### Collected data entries
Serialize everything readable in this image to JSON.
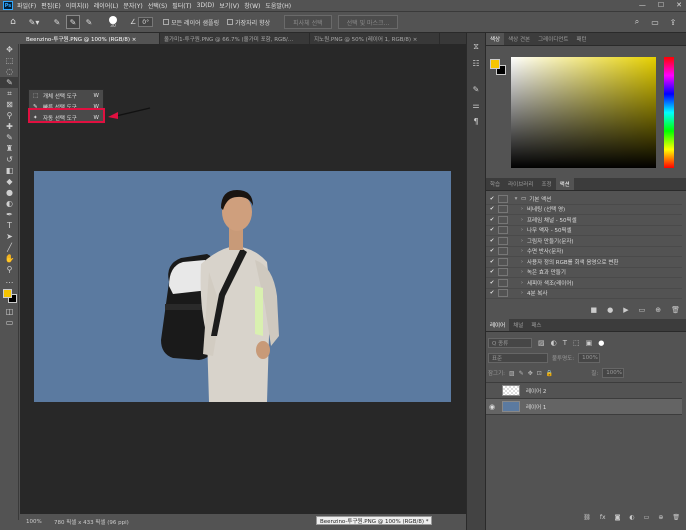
{
  "app": {
    "logo": "Ps"
  },
  "menu": [
    "파일(F)",
    "편집(E)",
    "이미지(I)",
    "레이어(L)",
    "문자(Y)",
    "선택(S)",
    "필터(T)",
    "3D(D)",
    "보기(V)",
    "창(W)",
    "도움말(H)"
  ],
  "window_controls": [
    "—",
    "☐",
    "✕"
  ],
  "options": {
    "brush_size": "30",
    "angle": "0°",
    "sample_all_layers": "모든 레이어 샘플링",
    "enhance_edge": "가장자리 향상",
    "select_subject": "피사체 선택",
    "select_and_mask": "선택 및 마스크..."
  },
  "tabs": [
    {
      "label": "Beenzino-투구원.PNG @ 100% (RGB/8) ×",
      "active": true
    },
    {
      "label": "올가미1-투구원.PNG @ 66.7% (올가미 포함, RGB/...",
      "active": false
    },
    {
      "label": "지노원.PNG @ 50% (레이어 1, RGB/8) ×",
      "active": false
    }
  ],
  "flyout": [
    {
      "label": "개체 선택 도구",
      "key": "W"
    },
    {
      "label": "빠른 선택 도구",
      "key": "W"
    },
    {
      "label": "자동 선택 도구",
      "key": "W"
    }
  ],
  "status": {
    "zoom": "100%",
    "size": "780 픽셀 x 433 픽셀 (96 ppi)",
    "doc_label": "Beenzino-투구원.PNG @ 100% (RGB/8) *"
  },
  "color_panel": {
    "tabs": [
      "색상",
      "색상 견본",
      "그레이디언트",
      "패턴"
    ],
    "foreground": "#f5c400",
    "background": "#000000"
  },
  "actions_panel": {
    "tabs": [
      "학습",
      "라이브러리",
      "조정",
      "액션"
    ],
    "rows": [
      "기본 액션",
      "비네팅 (선택 영)",
      "프레임 채널 - 50픽셀",
      "나무 액자 - 50픽셀",
      "그림자 만들기(문자)",
      "수면 반사(문자)",
      "사용자 정의 RGB를 회색 음영으로 변환",
      "녹은 효과 만들기",
      "세피아 색조(레이어)",
      "4분 복사"
    ]
  },
  "layers_panel": {
    "tabs": [
      "레이어",
      "채널",
      "패스"
    ],
    "kind": "Q 종류",
    "blend": "표준",
    "opacity_label": "불투명도:",
    "opacity": "100%",
    "lock_label": "잠그기:",
    "fill_label": "칠:",
    "fill": "100%",
    "layers": [
      {
        "name": "레이어 2",
        "visible": false
      },
      {
        "name": "레이어 1",
        "visible": true
      }
    ]
  }
}
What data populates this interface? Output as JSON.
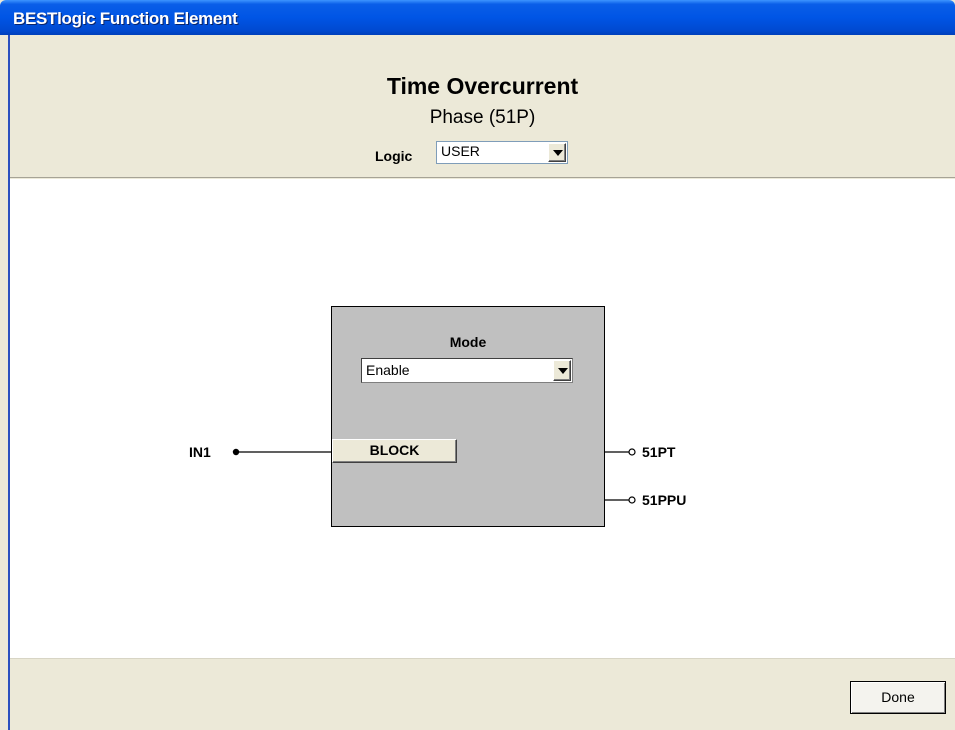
{
  "window": {
    "title": "BESTlogic Function Element"
  },
  "header": {
    "title": "Time Overcurrent",
    "subtitle": "Phase (51P)",
    "logic_label": "Logic",
    "logic_value": "USER"
  },
  "block": {
    "mode_label": "Mode",
    "mode_value": "Enable",
    "block_button_label": "BLOCK",
    "input_label": "IN1",
    "outputs": [
      "51PT",
      "51PPU"
    ]
  },
  "footer": {
    "done_label": "Done"
  },
  "icons": {
    "dropdown": "chevron-down-icon"
  },
  "colors": {
    "titlebar": "#0055e5",
    "panel": "#ece9d8",
    "block_fill": "#c0c0c0"
  }
}
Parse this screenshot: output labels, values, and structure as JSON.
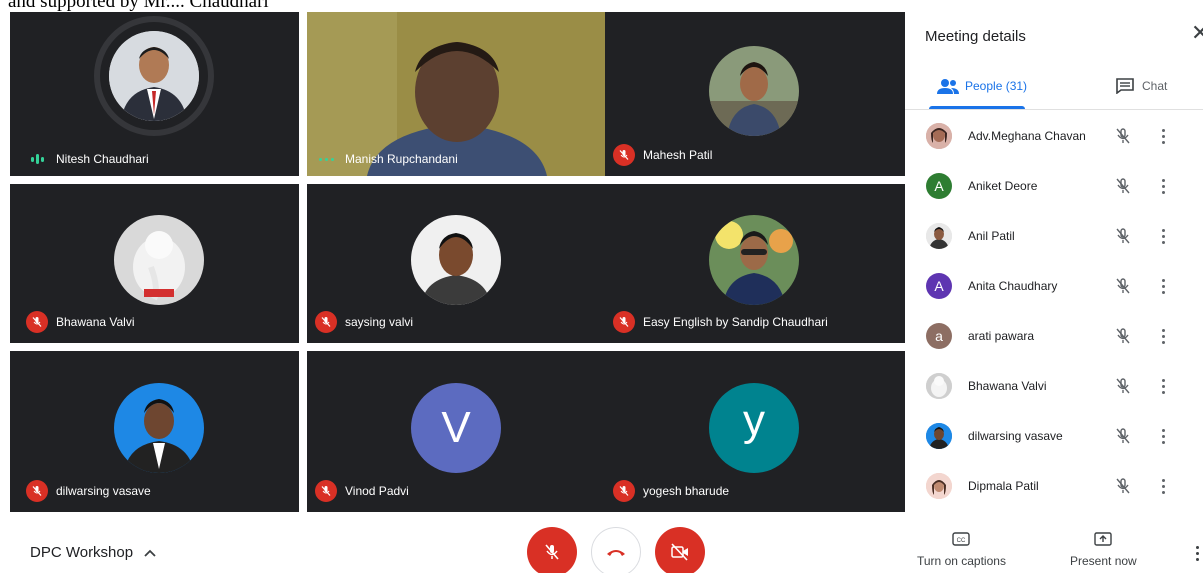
{
  "top_caption": "and supported by Mr.... Chaudhari",
  "participants": [
    {
      "name": "Nitesh Chaudhari"
    },
    {
      "name": "Manish Rupchandani"
    },
    {
      "name": "Mahesh Patil"
    },
    {
      "name": "Bhawana Valvi"
    },
    {
      "name": "saysing valvi"
    },
    {
      "name": "Easy English by Sandip Chaudhari"
    },
    {
      "name": "dilwarsing vasave"
    },
    {
      "name": "Vinod Padvi",
      "initial": "V"
    },
    {
      "name": "yogesh bharude",
      "initial": "y"
    }
  ],
  "panel": {
    "title": "Meeting details",
    "tabs": {
      "people": "People (31)",
      "chat": "Chat"
    },
    "people": [
      {
        "name": "Adv.Meghana Chavan"
      },
      {
        "name": "Aniket Deore",
        "initial": "A"
      },
      {
        "name": "Anil Patil"
      },
      {
        "name": "Anita Chaudhary",
        "initial": "A"
      },
      {
        "name": "arati pawara",
        "initial": "a"
      },
      {
        "name": "Bhawana Valvi"
      },
      {
        "name": "dilwarsing vasave"
      },
      {
        "name": "Dipmala Patil"
      }
    ]
  },
  "bottom": {
    "meeting_name": "DPC Workshop",
    "captions_label": "Turn on captions",
    "present_label": "Present now"
  },
  "colors": {
    "tile": "#202124",
    "mute": "#d93025",
    "accent": "#1a73e8"
  }
}
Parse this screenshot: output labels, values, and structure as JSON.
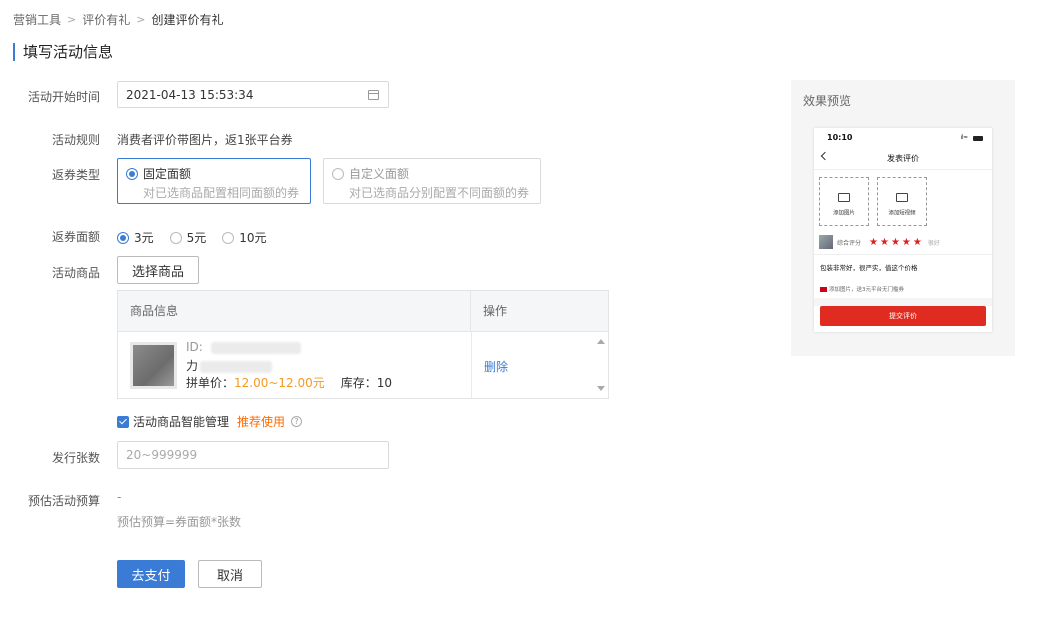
{
  "breadcrumb": {
    "items": [
      "营销工具",
      "评价有礼",
      "创建评价有礼"
    ]
  },
  "section_title": "填写活动信息",
  "form": {
    "start_time": {
      "label": "活动开始时间",
      "value": "2021-04-13 15:53:34"
    },
    "rule": {
      "label": "活动规则",
      "value": "消费者评价带图片，返1张平台券"
    },
    "coupon_type": {
      "label": "返券类型",
      "options": [
        {
          "title": "固定面额",
          "desc": "对已选商品配置相同面额的券",
          "selected": true
        },
        {
          "title": "自定义面额",
          "desc": "对已选商品分别配置不同面额的券",
          "selected": false
        }
      ]
    },
    "coupon_value": {
      "label": "返券面额",
      "options": [
        {
          "text": "3元",
          "selected": true
        },
        {
          "text": "5元",
          "selected": false
        },
        {
          "text": "10元",
          "selected": false
        }
      ]
    },
    "products": {
      "label": "活动商品",
      "select_button": "选择商品",
      "table": {
        "headers": [
          "商品信息",
          "操作"
        ],
        "rows": [
          {
            "id_label": "ID:",
            "name_prefix": "力",
            "price_label": "拼单价：",
            "price": "12.00~12.00元",
            "stock": "库存：10",
            "action": "删除"
          }
        ]
      },
      "smart_manage": {
        "label": "活动商品智能管理",
        "recommend": "推荐使用",
        "checked": true,
        "help_icon": "question-circle-icon"
      }
    },
    "quantity": {
      "label": "发行张数",
      "placeholder": "20~999999"
    },
    "budget": {
      "label": "预估活动预算",
      "value": "-",
      "hint": "预估预算=券面额*张数"
    }
  },
  "actions": {
    "pay": "去支付",
    "cancel": "取消"
  },
  "preview": {
    "title": "效果预览",
    "phone": {
      "time": "10:10",
      "signal": "ıl ≈",
      "nav_title": "发表评价",
      "add_photo": "添加图片",
      "add_video": "添加短视频",
      "rating_label": "综合评分",
      "stars": "★★★★★",
      "rating_text": "很好",
      "review_text": "包装非常好，很严实，值这个价格",
      "note": "添加图片，送3元平台无门槛券",
      "submit": "提交评价"
    }
  },
  "colors": {
    "primary": "#3a7bd5",
    "price": "#f59a23",
    "recommend": "#ff6a00",
    "submit": "#e02b20"
  }
}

### OBJECTIVE
All of the entries above should be copied exactly, except for the pictures.

### RESULT FOR THIS EXERCISE
Serialize everything readable in this image to JSON.
{
  "app": {
    "logo": "Ps"
  },
  "menu": [
    "파일(F)",
    "편집(E)",
    "이미지(I)",
    "레이어(L)",
    "문자(Y)",
    "선택(S)",
    "필터(T)",
    "3D(D)",
    "보기(V)",
    "창(W)",
    "도움말(H)"
  ],
  "window_controls": [
    "—",
    "☐",
    "✕"
  ],
  "options": {
    "brush_size": "30",
    "angle": "0°",
    "sample_all_layers": "모든 레이어 샘플링",
    "enhance_edge": "가장자리 향상",
    "select_subject": "피사체 선택",
    "select_and_mask": "선택 및 마스크..."
  },
  "tabs": [
    {
      "label": "Beenzino-투구원.PNG @ 100% (RGB/8) ×",
      "active": true
    },
    {
      "label": "올가미1-투구원.PNG @ 66.7% (올가미 포함, RGB/...",
      "active": false
    },
    {
      "label": "지노원.PNG @ 50% (레이어 1, RGB/8) ×",
      "active": false
    }
  ],
  "flyout": [
    {
      "label": "개체 선택 도구",
      "key": "W"
    },
    {
      "label": "빠른 선택 도구",
      "key": "W"
    },
    {
      "label": "자동 선택 도구",
      "key": "W"
    }
  ],
  "status": {
    "zoom": "100%",
    "size": "780 픽셀 x 433 픽셀 (96 ppi)",
    "doc_label": "Beenzino-투구원.PNG @ 100% (RGB/8) *"
  },
  "color_panel": {
    "tabs": [
      "색상",
      "색상 견본",
      "그레이디언트",
      "패턴"
    ],
    "foreground": "#f5c400",
    "background": "#000000"
  },
  "actions_panel": {
    "tabs": [
      "학습",
      "라이브러리",
      "조정",
      "액션"
    ],
    "rows": [
      "기본 액션",
      "비네팅 (선택 영)",
      "프레임 채널 - 50픽셀",
      "나무 액자 - 50픽셀",
      "그림자 만들기(문자)",
      "수면 반사(문자)",
      "사용자 정의 RGB를 회색 음영으로 변환",
      "녹은 효과 만들기",
      "세피아 색조(레이어)",
      "4분 복사"
    ]
  },
  "layers_panel": {
    "tabs": [
      "레이어",
      "채널",
      "패스"
    ],
    "kind": "Q 종류",
    "blend": "표준",
    "opacity_label": "불투명도:",
    "opacity": "100%",
    "lock_label": "잠그기:",
    "fill_label": "칠:",
    "fill": "100%",
    "layers": [
      {
        "name": "레이어 2",
        "visible": false
      },
      {
        "name": "레이어 1",
        "visible": true
      }
    ]
  }
}
What data populates this interface? Output as JSON.
{
  "window": {
    "title": "BESTlogic Function Element"
  },
  "header": {
    "title": "Time Overcurrent",
    "subtitle": "Phase (51P)",
    "logic_label": "Logic",
    "logic_value": "USER"
  },
  "block": {
    "mode_label": "Mode",
    "mode_value": "Enable",
    "block_button_label": "BLOCK",
    "input_label": "IN1",
    "outputs": [
      "51PT",
      "51PPU"
    ]
  },
  "footer": {
    "done_label": "Done"
  },
  "icons": {
    "dropdown": "chevron-down-icon"
  },
  "colors": {
    "titlebar": "#0055e5",
    "panel": "#ece9d8",
    "block_fill": "#c0c0c0"
  }
}
Parse this screenshot: output labels, values, and structure as JSON.
{
  "top_caption": "and supported by Mr.... Chaudhari",
  "participants": [
    {
      "name": "Nitesh Chaudhari"
    },
    {
      "name": "Manish Rupchandani"
    },
    {
      "name": "Mahesh Patil"
    },
    {
      "name": "Bhawana Valvi"
    },
    {
      "name": "saysing valvi"
    },
    {
      "name": "Easy English by Sandip Chaudhari"
    },
    {
      "name": "dilwarsing vasave"
    },
    {
      "name": "Vinod Padvi",
      "initial": "V"
    },
    {
      "name": "yogesh bharude",
      "initial": "y"
    }
  ],
  "panel": {
    "title": "Meeting details",
    "tabs": {
      "people": "People (31)",
      "chat": "Chat"
    },
    "people": [
      {
        "name": "Adv.Meghana Chavan"
      },
      {
        "name": "Aniket Deore",
        "initial": "A"
      },
      {
        "name": "Anil Patil"
      },
      {
        "name": "Anita Chaudhary",
        "initial": "A"
      },
      {
        "name": "arati pawara",
        "initial": "a"
      },
      {
        "name": "Bhawana Valvi"
      },
      {
        "name": "dilwarsing vasave"
      },
      {
        "name": "Dipmala Patil"
      }
    ]
  },
  "bottom": {
    "meeting_name": "DPC Workshop",
    "captions_label": "Turn on captions",
    "present_label": "Present now"
  },
  "colors": {
    "tile": "#202124",
    "mute": "#d93025",
    "accent": "#1a73e8"
  }
}
Parse this screenshot: output labels, values, and structure as JSON.
{
  "breadcrumb": {
    "items": [
      "营销工具",
      "评价有礼",
      "创建评价有礼"
    ]
  },
  "section_title": "填写活动信息",
  "form": {
    "start_time": {
      "label": "活动开始时间",
      "value": "2021-04-13 15:53:34"
    },
    "rule": {
      "label": "活动规则",
      "value": "消费者评价带图片，返1张平台券"
    },
    "coupon_type": {
      "label": "返券类型",
      "options": [
        {
          "title": "固定面额",
          "desc": "对已选商品配置相同面额的券",
          "selected": true
        },
        {
          "title": "自定义面额",
          "desc": "对已选商品分别配置不同面额的券",
          "selected": false
        }
      ]
    },
    "coupon_value": {
      "label": "返券面额",
      "options": [
        {
          "text": "3元",
          "selected": true
        },
        {
          "text": "5元",
          "selected": false
        },
        {
          "text": "10元",
          "selected": false
        }
      ]
    },
    "products": {
      "label": "活动商品",
      "select_button": "选择商品",
      "table": {
        "headers": [
          "商品信息",
          "操作"
        ],
        "rows": [
          {
            "id_label": "ID:",
            "name_prefix": "力",
            "price_label": "拼单价：",
            "price": "12.00~12.00元",
            "stock": "库存：10",
            "action": "删除"
          }
        ]
      },
      "smart_manage": {
        "label": "活动商品智能管理",
        "recommend": "推荐使用",
        "checked": true,
        "help_icon": "question-circle-icon"
      }
    },
    "quantity": {
      "label": "发行张数",
      "placeholder": "20~999999"
    },
    "budget": {
      "label": "预估活动预算",
      "value": "-",
      "hint": "预估预算=券面额*张数"
    }
  },
  "actions": {
    "pay": "去支付",
    "cancel": "取消"
  },
  "preview": {
    "title": "效果预览",
    "phone": {
      "time": "10:10",
      "signal": "ıl ≈",
      "nav_title": "发表评价",
      "add_photo": "添加图片",
      "add_video": "添加短视频",
      "rating_label": "综合评分",
      "stars": "★★★★★",
      "rating_text": "很好",
      "review_text": "包装非常好，很严实，值这个价格",
      "note": "添加图片，送3元平台无门槛券",
      "submit": "提交评价"
    }
  },
  "colors": {
    "primary": "#3a7bd5",
    "price": "#f59a23",
    "recommend": "#ff6a00",
    "submit": "#e02b20"
  }
}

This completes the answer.